---------- DATASET ENTRIES

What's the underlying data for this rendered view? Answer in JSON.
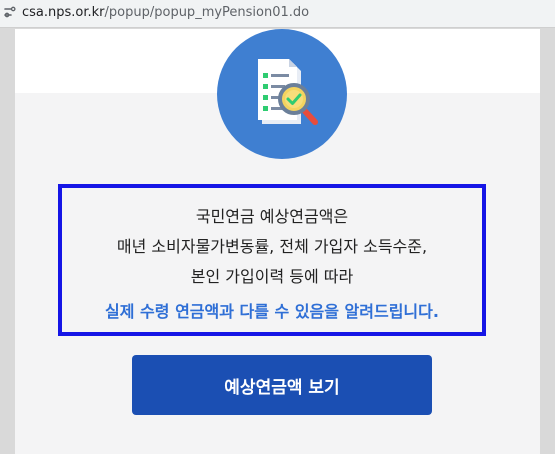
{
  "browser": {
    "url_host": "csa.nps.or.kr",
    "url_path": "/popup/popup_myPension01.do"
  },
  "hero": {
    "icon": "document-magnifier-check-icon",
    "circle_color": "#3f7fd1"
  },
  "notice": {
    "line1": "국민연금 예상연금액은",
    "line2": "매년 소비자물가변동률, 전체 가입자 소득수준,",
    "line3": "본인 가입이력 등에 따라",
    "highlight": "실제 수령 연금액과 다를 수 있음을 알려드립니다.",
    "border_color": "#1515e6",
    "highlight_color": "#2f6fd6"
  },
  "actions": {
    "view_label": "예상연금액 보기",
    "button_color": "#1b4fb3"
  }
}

--------------------

Copy the records above exactly. The pictures are not part of the copy.

What's the underlying data for this rendered view? Answer in JSON.
{
  "browser": {
    "url_host": "csa.nps.or.kr",
    "url_path": "/popup/popup_myPension01.do"
  },
  "hero": {
    "icon": "document-magnifier-check-icon",
    "circle_color": "#3f7fd1"
  },
  "notice": {
    "line1": "국민연금 예상연금액은",
    "line2": "매년 소비자물가변동률, 전체 가입자 소득수준,",
    "line3": "본인 가입이력 등에 따라",
    "highlight": "실제 수령 연금액과 다를 수 있음을 알려드립니다.",
    "border_color": "#1515e6",
    "highlight_color": "#2f6fd6"
  },
  "actions": {
    "view_label": "예상연금액 보기",
    "button_color": "#1b4fb3"
  }
}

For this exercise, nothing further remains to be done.